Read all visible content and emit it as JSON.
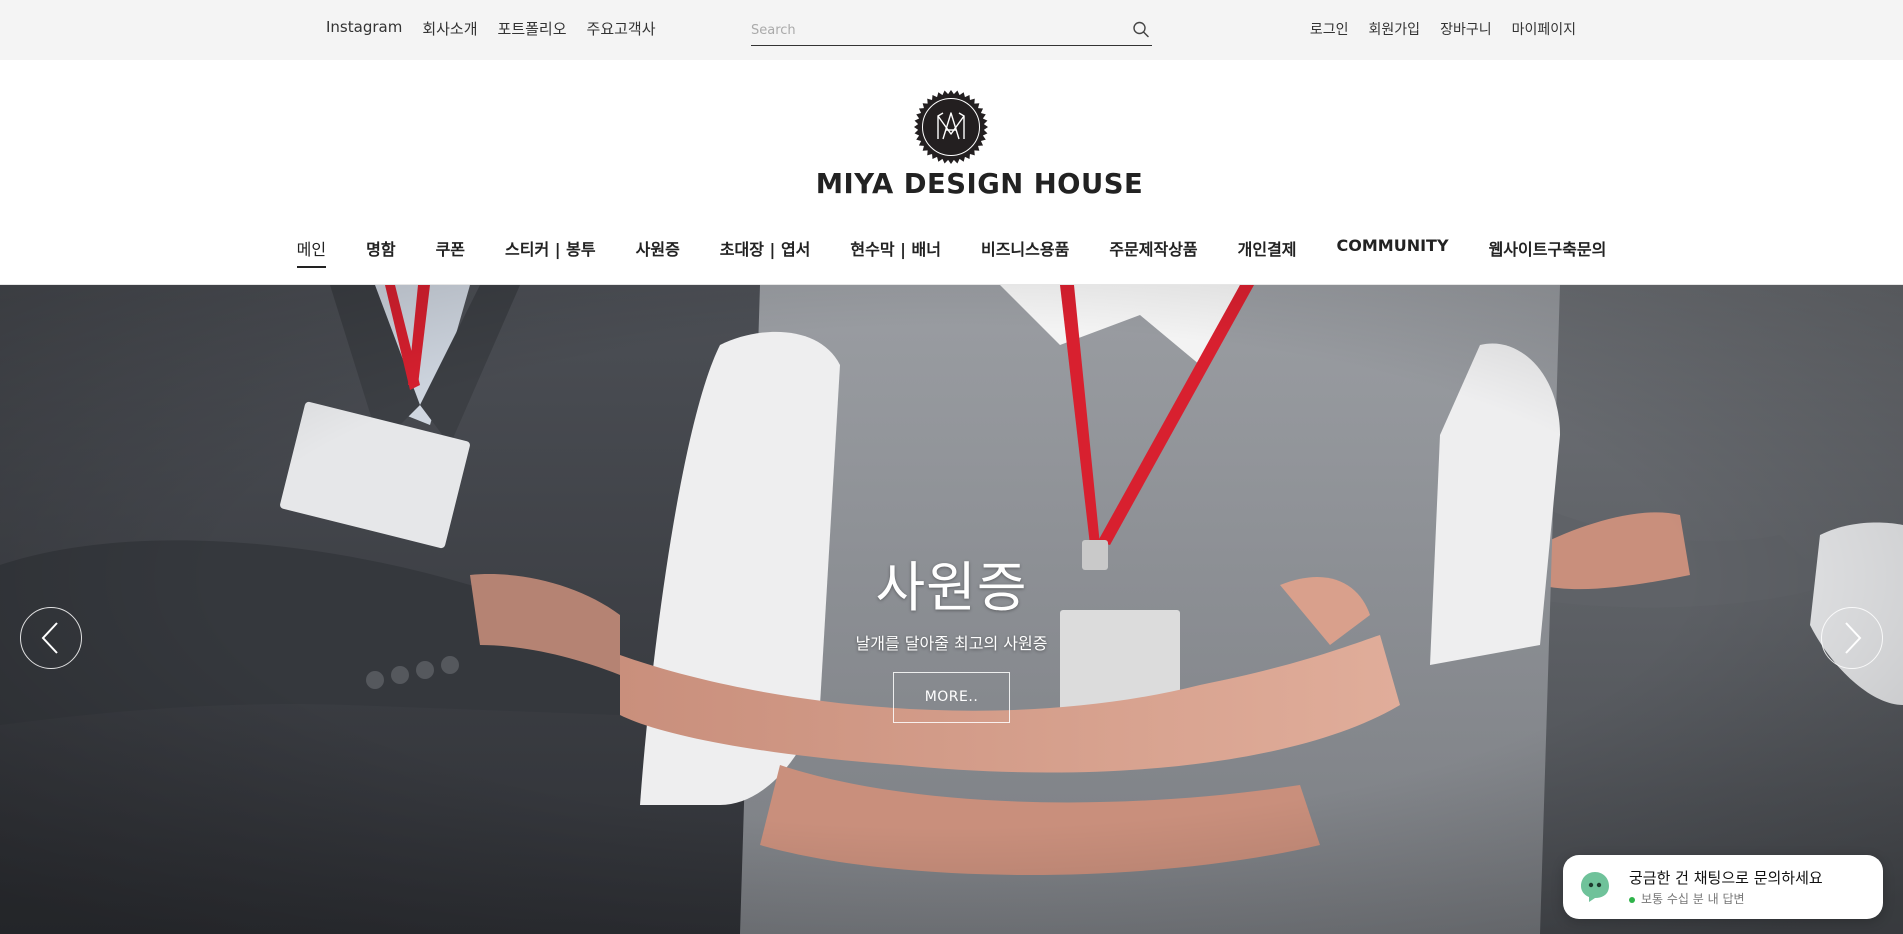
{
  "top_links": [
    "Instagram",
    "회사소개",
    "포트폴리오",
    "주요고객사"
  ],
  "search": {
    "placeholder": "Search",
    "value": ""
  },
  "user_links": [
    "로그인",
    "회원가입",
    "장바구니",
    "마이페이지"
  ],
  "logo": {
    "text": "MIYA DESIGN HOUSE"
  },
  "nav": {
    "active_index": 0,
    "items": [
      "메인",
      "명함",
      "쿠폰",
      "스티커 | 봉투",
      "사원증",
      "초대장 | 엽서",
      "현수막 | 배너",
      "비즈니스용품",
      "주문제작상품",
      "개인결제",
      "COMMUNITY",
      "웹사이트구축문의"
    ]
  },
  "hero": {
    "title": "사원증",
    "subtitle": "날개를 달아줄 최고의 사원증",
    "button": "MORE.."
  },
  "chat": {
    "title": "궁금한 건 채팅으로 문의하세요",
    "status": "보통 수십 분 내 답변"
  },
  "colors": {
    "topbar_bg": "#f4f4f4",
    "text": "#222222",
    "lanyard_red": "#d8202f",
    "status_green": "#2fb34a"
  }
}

※ ※ ※

> Exercise prompt
Give back the whole listing as it stands, minus its pictures.

> The solution
Read all visible content and emit it as JSON.
{
  "top_links": [
    "Instagram",
    "회사소개",
    "포트폴리오",
    "주요고객사"
  ],
  "search": {
    "placeholder": "Search",
    "value": ""
  },
  "user_links": [
    "로그인",
    "회원가입",
    "장바구니",
    "마이페이지"
  ],
  "logo": {
    "text": "MIYA DESIGN HOUSE"
  },
  "nav": {
    "active_index": 0,
    "items": [
      "메인",
      "명함",
      "쿠폰",
      "스티커 | 봉투",
      "사원증",
      "초대장 | 엽서",
      "현수막 | 배너",
      "비즈니스용품",
      "주문제작상품",
      "개인결제",
      "COMMUNITY",
      "웹사이트구축문의"
    ]
  },
  "hero": {
    "title": "사원증",
    "subtitle": "날개를 달아줄 최고의 사원증",
    "button": "MORE.."
  },
  "chat": {
    "title": "궁금한 건 채팅으로 문의하세요",
    "status": "보통 수십 분 내 답변"
  },
  "colors": {
    "topbar_bg": "#f4f4f4",
    "text": "#222222",
    "lanyard_red": "#d8202f",
    "status_green": "#2fb34a"
  }
}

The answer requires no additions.